## [Exercise description]
Transcribe the records that follow in their entirety, omitting any pictures.

## [Supplied records]

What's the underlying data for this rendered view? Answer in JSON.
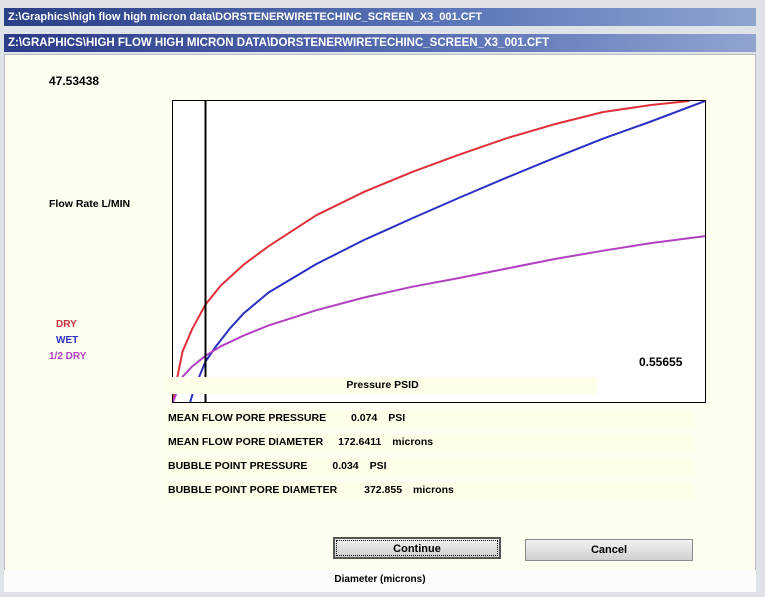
{
  "window": {
    "path_title": "Z:\\Graphics\\high flow high micron data\\DORSTENERWIRETECHINC_SCREEN_X3_001.CFT",
    "upper_title": "Z:\\GRAPHICS\\HIGH FLOW HIGH MICRON DATA\\DORSTENERWIRETECHINC_SCREEN_X3_001.CFT"
  },
  "chart_data": {
    "type": "line",
    "ylabel": "Flow Rate L/MIN",
    "xlabel": "Pressure PSID",
    "ymax_label": "47.53438",
    "xmax_label": "0.55655",
    "xlim": [
      0,
      0.55655
    ],
    "ylim": [
      0,
      47.53438
    ],
    "marker_x": 0.034,
    "series": [
      {
        "name": "DRY",
        "color": "#e0303a",
        "x": [
          0,
          0.004,
          0.01,
          0.02,
          0.034,
          0.05,
          0.074,
          0.1,
          0.15,
          0.2,
          0.25,
          0.3,
          0.35,
          0.4,
          0.45,
          0.5,
          0.54
        ],
        "y": [
          0,
          3.5,
          8.0,
          11.5,
          15.4,
          18.4,
          21.7,
          24.6,
          29.5,
          33.2,
          36.3,
          39.1,
          41.7,
          43.9,
          45.8,
          46.9,
          47.53
        ]
      },
      {
        "name": "WET",
        "color": "#2b2fc2",
        "x": [
          0.018,
          0.022,
          0.028,
          0.034,
          0.045,
          0.06,
          0.074,
          0.1,
          0.15,
          0.2,
          0.25,
          0.3,
          0.35,
          0.4,
          0.45,
          0.5,
          0.55655
        ],
        "y": [
          0,
          2.0,
          4.2,
          6.4,
          8.8,
          11.7,
          14.0,
          17.3,
          21.8,
          25.6,
          29.0,
          32.3,
          35.5,
          38.6,
          41.6,
          44.3,
          47.53
        ]
      },
      {
        "name": "1/2 DRY",
        "color": "#b040c0",
        "x": [
          0,
          0.005,
          0.01,
          0.02,
          0.034,
          0.05,
          0.074,
          0.1,
          0.15,
          0.2,
          0.25,
          0.3,
          0.35,
          0.4,
          0.45,
          0.5,
          0.55655
        ],
        "y": [
          0,
          2.0,
          4.0,
          5.6,
          7.3,
          8.8,
          10.5,
          12.1,
          14.5,
          16.5,
          18.2,
          19.6,
          21.1,
          22.6,
          23.9,
          25.1,
          26.2
        ]
      }
    ]
  },
  "legend": {
    "dry": "DRY",
    "wet": "WET",
    "half_dry": "1/2 DRY"
  },
  "results": {
    "mean_flow_pore_pressure": {
      "label": "MEAN FLOW PORE PRESSURE",
      "value": "0.074",
      "unit": "PSI"
    },
    "mean_flow_pore_diameter": {
      "label": "MEAN FLOW PORE DIAMETER",
      "value": "172.6411",
      "unit": "microns"
    },
    "bubble_point_pressure": {
      "label": "BUBBLE POINT PRESSURE",
      "value": "0.034",
      "unit": "PSI"
    },
    "bubble_point_pore_diameter": {
      "label": "BUBBLE POINT PORE DIAMETER",
      "value": "372.855",
      "unit": "microns"
    }
  },
  "buttons": {
    "continue": "Continue",
    "cancel": "Cancel"
  },
  "status": {
    "text": "Diameter (microns)"
  }
}
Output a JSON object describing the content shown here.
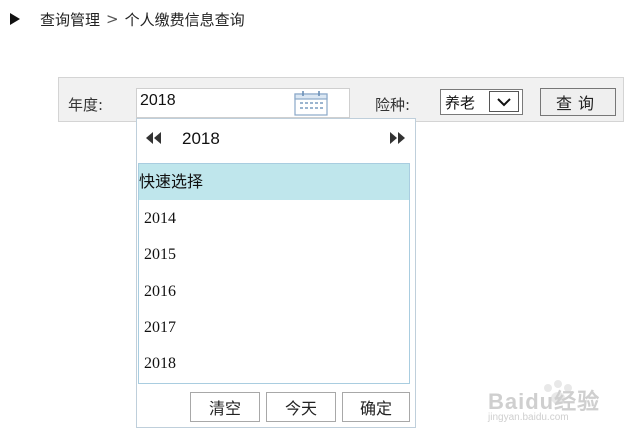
{
  "breadcrumb": {
    "parent": "查询管理",
    "separator": ">",
    "current": "个人缴费信息查询"
  },
  "search": {
    "year_label": "年度:",
    "year_value": "2018",
    "insurance_label": "险种:",
    "insurance_value": "养老",
    "query_button": "查询"
  },
  "year_picker": {
    "current_year": "2018",
    "quick_select_label": "快速选择",
    "years": [
      "2014",
      "2015",
      "2016",
      "2017",
      "2018"
    ],
    "buttons": {
      "clear": "清空",
      "today": "今天",
      "confirm": "确定"
    }
  },
  "watermark": {
    "title": "Baidu经验",
    "subtitle": "jingyan.baidu.com"
  },
  "colors": {
    "highlight": "#bfe6ec",
    "bar_background": "#f1f1f1",
    "list_border": "#a9cde0"
  }
}
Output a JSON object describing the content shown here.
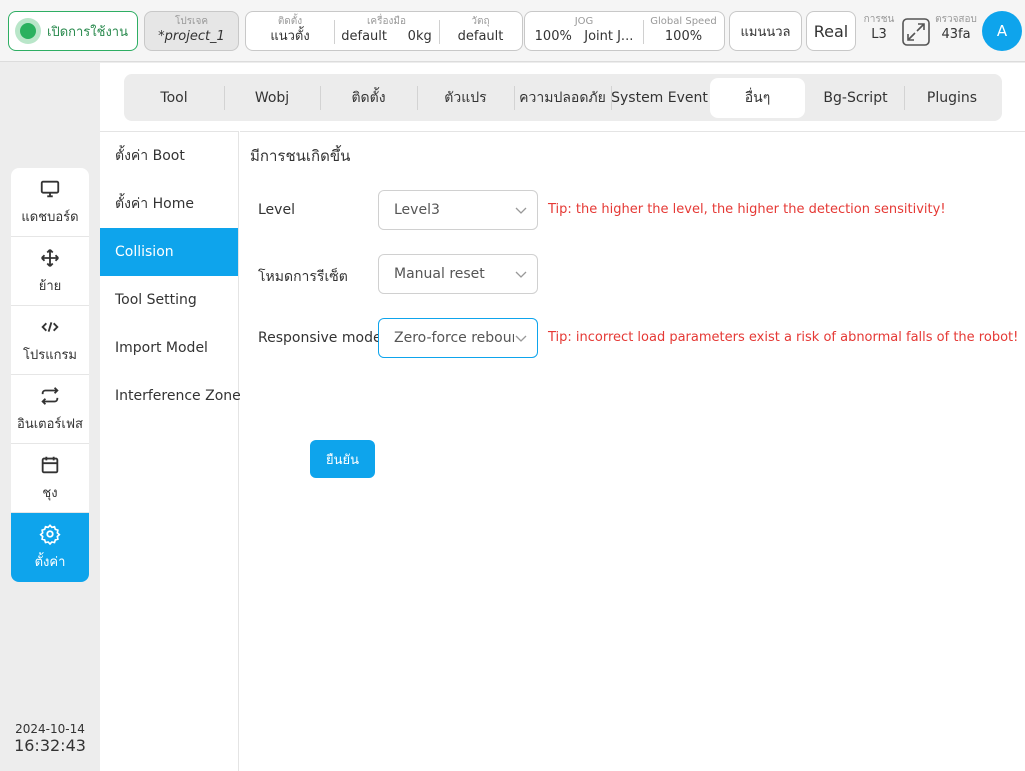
{
  "topbar": {
    "power_label": "เปิดการใช้งาน",
    "project": {
      "label": "โปรเจค",
      "value": "*project_1"
    },
    "install": {
      "label": "ติดตั้ง",
      "value": "แนวตั้ง"
    },
    "tool": {
      "label": "เครื่องมือ",
      "value": "default",
      "weight": "0kg"
    },
    "object": {
      "label": "วัตถุ",
      "value": "default"
    },
    "jog": {
      "label": "JOG",
      "value": "100%",
      "mode": "Joint J..."
    },
    "global_speed": {
      "label": "Global Speed",
      "value": "100%"
    },
    "manual_label": "แมนนวล",
    "real_label": "Real",
    "collision": {
      "label": "การชน",
      "value": "L3"
    },
    "check": {
      "label": "ตรวจสอบ",
      "value": "43fa"
    },
    "avatar_initial": "A"
  },
  "leftnav": {
    "items": [
      {
        "label": "แดชบอร์ด",
        "icon": "monitor-icon"
      },
      {
        "label": "ย้าย",
        "icon": "move-icon"
      },
      {
        "label": "โปรแกรม",
        "icon": "code-icon"
      },
      {
        "label": "อินเตอร์เฟส",
        "icon": "interface-icon"
      },
      {
        "label": "ชุง",
        "icon": "calendar-icon"
      },
      {
        "label": "ตั้งค่า",
        "icon": "gear-icon"
      }
    ],
    "active_index": 5,
    "date": "2024-10-14",
    "time": "16:32:43"
  },
  "tabs": [
    "Tool",
    "Wobj",
    "ติดตั้ง",
    "ตัวแปร",
    "ความปลอดภัย",
    "System Event",
    "อื่นๆ",
    "Bg-Script",
    "Plugins"
  ],
  "active_tab": "อื่นๆ",
  "submenu": [
    "ตั้งค่า Boot",
    "ตั้งค่า Home",
    "Collision",
    "Tool Setting",
    "Import Model",
    "Interference Zone"
  ],
  "active_submenu": "Collision",
  "content": {
    "title": "มีการชนเกิดขึ้น",
    "level": {
      "label": "Level",
      "value": "Level3",
      "tip": "Tip: the higher the level, the higher the detection sensitivity!"
    },
    "reset_mode": {
      "label": "โหมดการรีเซ็ต",
      "value": "Manual reset"
    },
    "responsive_mode": {
      "label": "Responsive mode",
      "value": "Zero-force rebound",
      "tip": "Tip: incorrect load parameters exist a risk of abnormal falls of the robot!"
    },
    "confirm_label": "ยืนยัน"
  },
  "colors": {
    "accent": "#0ea4ec",
    "power_green": "#2bb15f",
    "tip_red": "#e53935"
  }
}
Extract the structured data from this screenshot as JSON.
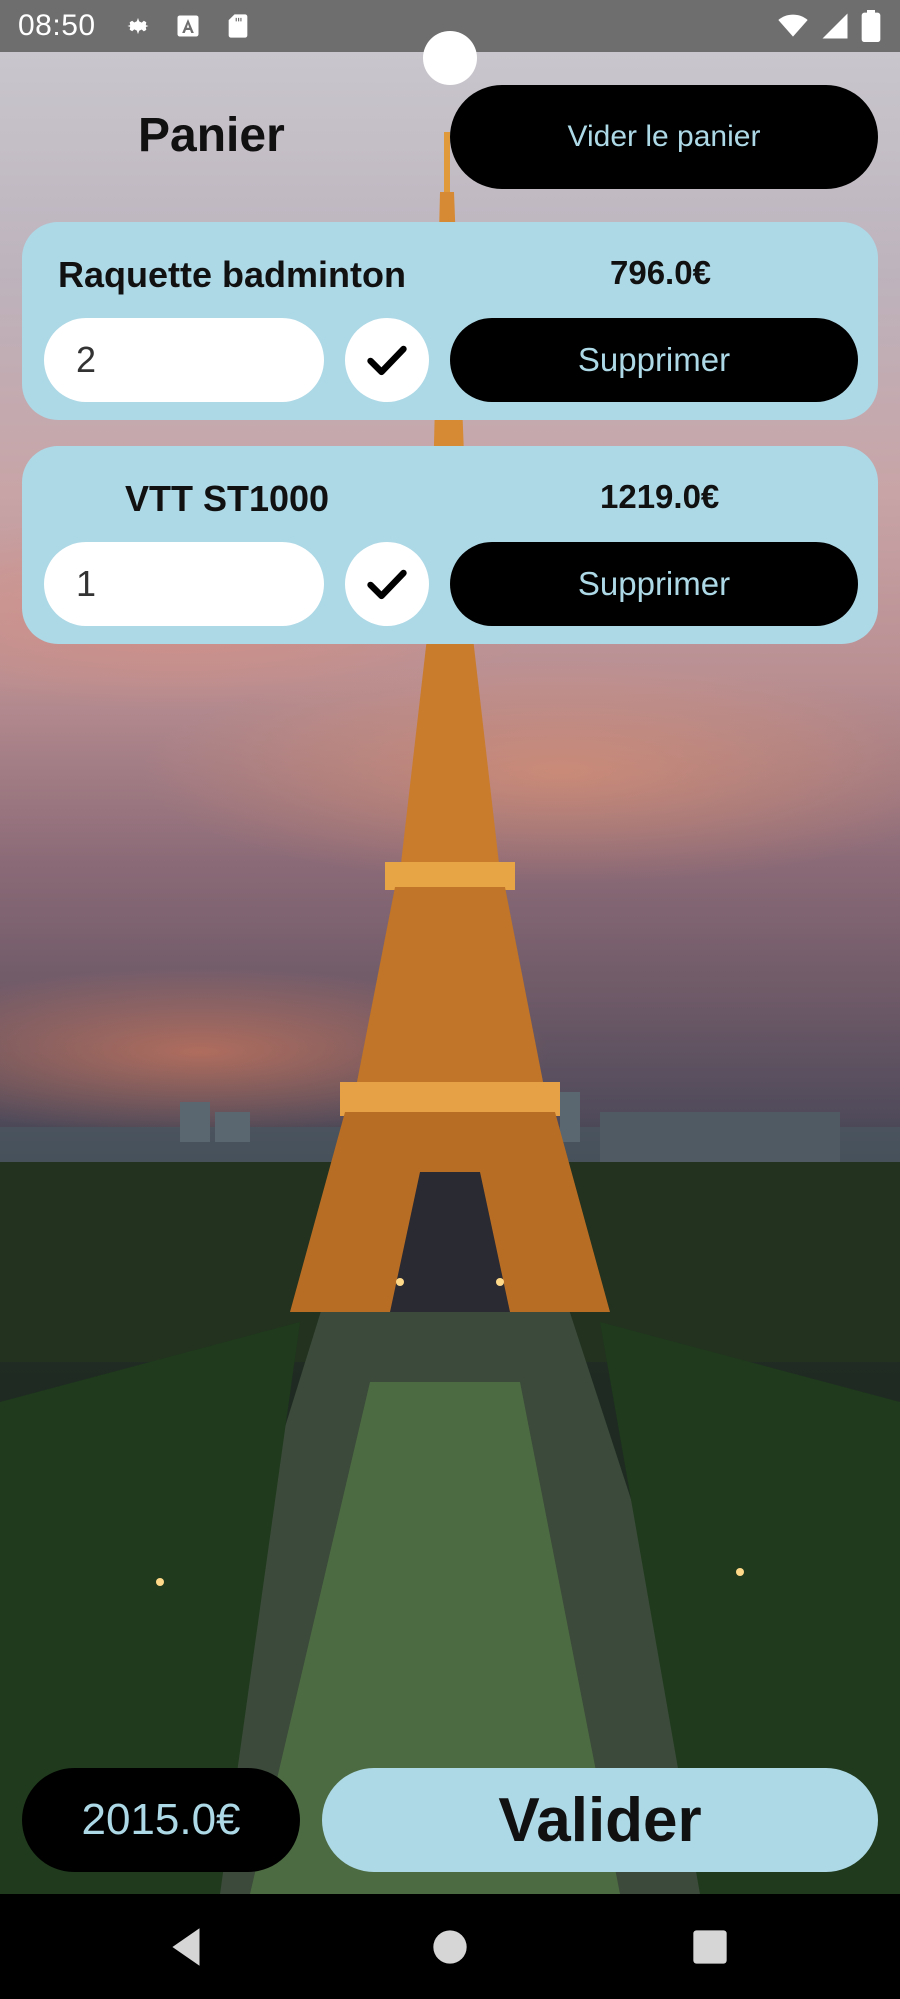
{
  "status_bar": {
    "time": "08:50",
    "left_icons": [
      "settings-icon",
      "accessibility-a-icon",
      "sd-card-icon"
    ],
    "right_icons": [
      "wifi-icon",
      "cell-signal-icon",
      "battery-icon"
    ]
  },
  "header": {
    "title": "Panier",
    "empty_cart_label": "Vider le panier"
  },
  "cart": {
    "items": [
      {
        "name": "Raquette badminton",
        "price": "796.0€",
        "quantity": "2",
        "delete_label": "Supprimer"
      },
      {
        "name": "VTT ST1000",
        "price": "1219.0€",
        "quantity": "1",
        "delete_label": "Supprimer"
      }
    ]
  },
  "footer": {
    "total": "2015.0€",
    "validate_label": "Valider"
  },
  "colors": {
    "accent": "#ADD8E6",
    "button_dark": "#000000",
    "status_bar": "#6E6E6E",
    "nav_bar": "#000000"
  },
  "nav": {
    "buttons": [
      "back-icon",
      "home-icon",
      "recents-icon"
    ]
  }
}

## [Solution to this problem]
What's the underlying data for this rendered view? Answer in JSON.
{
  "window": {
    "path_title": "Z:\\Graphics\\high flow high micron data\\DORSTENERWIRETECHINC_SCREEN_X3_001.CFT",
    "upper_title": "Z:\\GRAPHICS\\HIGH FLOW HIGH MICRON DATA\\DORSTENERWIRETECHINC_SCREEN_X3_001.CFT"
  },
  "chart_data": {
    "type": "line",
    "ylabel": "Flow Rate L/MIN",
    "xlabel": "Pressure PSID",
    "ymax_label": "47.53438",
    "xmax_label": "0.55655",
    "xlim": [
      0,
      0.55655
    ],
    "ylim": [
      0,
      47.53438
    ],
    "marker_x": 0.034,
    "series": [
      {
        "name": "DRY",
        "color": "#e0303a",
        "x": [
          0,
          0.004,
          0.01,
          0.02,
          0.034,
          0.05,
          0.074,
          0.1,
          0.15,
          0.2,
          0.25,
          0.3,
          0.35,
          0.4,
          0.45,
          0.5,
          0.54
        ],
        "y": [
          0,
          3.5,
          8.0,
          11.5,
          15.4,
          18.4,
          21.7,
          24.6,
          29.5,
          33.2,
          36.3,
          39.1,
          41.7,
          43.9,
          45.8,
          46.9,
          47.53
        ]
      },
      {
        "name": "WET",
        "color": "#2b2fc2",
        "x": [
          0.018,
          0.022,
          0.028,
          0.034,
          0.045,
          0.06,
          0.074,
          0.1,
          0.15,
          0.2,
          0.25,
          0.3,
          0.35,
          0.4,
          0.45,
          0.5,
          0.55655
        ],
        "y": [
          0,
          2.0,
          4.2,
          6.4,
          8.8,
          11.7,
          14.0,
          17.3,
          21.8,
          25.6,
          29.0,
          32.3,
          35.5,
          38.6,
          41.6,
          44.3,
          47.53
        ]
      },
      {
        "name": "1/2 DRY",
        "color": "#b040c0",
        "x": [
          0,
          0.005,
          0.01,
          0.02,
          0.034,
          0.05,
          0.074,
          0.1,
          0.15,
          0.2,
          0.25,
          0.3,
          0.35,
          0.4,
          0.45,
          0.5,
          0.55655
        ],
        "y": [
          0,
          2.0,
          4.0,
          5.6,
          7.3,
          8.8,
          10.5,
          12.1,
          14.5,
          16.5,
          18.2,
          19.6,
          21.1,
          22.6,
          23.9,
          25.1,
          26.2
        ]
      }
    ]
  },
  "legend": {
    "dry": "DRY",
    "wet": "WET",
    "half_dry": "1/2 DRY"
  },
  "results": {
    "mean_flow_pore_pressure": {
      "label": "MEAN FLOW PORE PRESSURE",
      "value": "0.074",
      "unit": "PSI"
    },
    "mean_flow_pore_diameter": {
      "label": "MEAN FLOW PORE DIAMETER",
      "value": "172.6411",
      "unit": "microns"
    },
    "bubble_point_pressure": {
      "label": "BUBBLE POINT PRESSURE",
      "value": "0.034",
      "unit": "PSI"
    },
    "bubble_point_pore_diameter": {
      "label": "BUBBLE POINT PORE DIAMETER",
      "value": "372.855",
      "unit": "microns"
    }
  },
  "buttons": {
    "continue": "Continue",
    "cancel": "Cancel"
  },
  "status": {
    "text": "Diameter (microns)"
  }
}
Output a JSON object describing the content shown here.
{
  "breadcrumb": {
    "parent": "查询管理",
    "separator": ">",
    "current": "个人缴费信息查询"
  },
  "search": {
    "year_label": "年度:",
    "year_value": "2018",
    "insurance_label": "险种:",
    "insurance_value": "养老",
    "query_button": "查询"
  },
  "year_picker": {
    "current_year": "2018",
    "quick_select_label": "快速选择",
    "years": [
      "2014",
      "2015",
      "2016",
      "2017",
      "2018"
    ],
    "buttons": {
      "clear": "清空",
      "today": "今天",
      "confirm": "确定"
    }
  },
  "watermark": {
    "title": "Baidu经验",
    "subtitle": "jingyan.baidu.com"
  },
  "colors": {
    "highlight": "#bfe6ec",
    "bar_background": "#f1f1f1",
    "list_border": "#a9cde0"
  }
}
Output a JSON object describing the content shown here.
{
  "topbar": {
    "power_label": "เปิดการใช้งาน",
    "project": {
      "label": "โปรเจค",
      "value": "*project_1"
    },
    "install": {
      "label": "ติดตั้ง",
      "value": "แนวตั้ง"
    },
    "tool": {
      "label": "เครื่องมือ",
      "value": "default",
      "weight": "0kg"
    },
    "object": {
      "label": "วัตถุ",
      "value": "default"
    },
    "jog": {
      "label": "JOG",
      "value": "100%",
      "mode": "Joint J..."
    },
    "global_speed": {
      "label": "Global Speed",
      "value": "100%"
    },
    "manual_label": "แมนนวล",
    "real_label": "Real",
    "collision": {
      "label": "การชน",
      "value": "L3"
    },
    "check": {
      "label": "ตรวจสอบ",
      "value": "43fa"
    },
    "avatar_initial": "A"
  },
  "leftnav": {
    "items": [
      {
        "label": "แดชบอร์ด",
        "icon": "monitor-icon"
      },
      {
        "label": "ย้าย",
        "icon": "move-icon"
      },
      {
        "label": "โปรแกรม",
        "icon": "code-icon"
      },
      {
        "label": "อินเตอร์เฟส",
        "icon": "interface-icon"
      },
      {
        "label": "ชุง",
        "icon": "calendar-icon"
      },
      {
        "label": "ตั้งค่า",
        "icon": "gear-icon"
      }
    ],
    "active_index": 5,
    "date": "2024-10-14",
    "time": "16:32:43"
  },
  "tabs": [
    "Tool",
    "Wobj",
    "ติดตั้ง",
    "ตัวแปร",
    "ความปลอดภัย",
    "System Event",
    "อื่นๆ",
    "Bg-Script",
    "Plugins"
  ],
  "active_tab": "อื่นๆ",
  "submenu": [
    "ตั้งค่า Boot",
    "ตั้งค่า Home",
    "Collision",
    "Tool Setting",
    "Import Model",
    "Interference Zone"
  ],
  "active_submenu": "Collision",
  "content": {
    "title": "มีการชนเกิดขึ้น",
    "level": {
      "label": "Level",
      "value": "Level3",
      "tip": "Tip: the higher the level, the higher the detection sensitivity!"
    },
    "reset_mode": {
      "label": "โหมดการรีเซ็ต",
      "value": "Manual reset"
    },
    "responsive_mode": {
      "label": "Responsive mode",
      "value": "Zero-force rebound",
      "tip": "Tip: incorrect load parameters exist a risk of abnormal falls of the robot!"
    },
    "confirm_label": "ยืนยัน"
  },
  "colors": {
    "accent": "#0ea4ec",
    "power_green": "#2bb15f",
    "tip_red": "#e53935"
  }
}
Extract the structured data from this screenshot as JSON.
{
  "status_bar": {
    "time": "08:50",
    "left_icons": [
      "settings-icon",
      "accessibility-a-icon",
      "sd-card-icon"
    ],
    "right_icons": [
      "wifi-icon",
      "cell-signal-icon",
      "battery-icon"
    ]
  },
  "header": {
    "title": "Panier",
    "empty_cart_label": "Vider le panier"
  },
  "cart": {
    "items": [
      {
        "name": "Raquette badminton",
        "price": "796.0€",
        "quantity": "2",
        "delete_label": "Supprimer"
      },
      {
        "name": "VTT ST1000",
        "price": "1219.0€",
        "quantity": "1",
        "delete_label": "Supprimer"
      }
    ]
  },
  "footer": {
    "total": "2015.0€",
    "validate_label": "Valider"
  },
  "colors": {
    "accent": "#ADD8E6",
    "button_dark": "#000000",
    "status_bar": "#6E6E6E",
    "nav_bar": "#000000"
  },
  "nav": {
    "buttons": [
      "back-icon",
      "home-icon",
      "recents-icon"
    ]
  }
}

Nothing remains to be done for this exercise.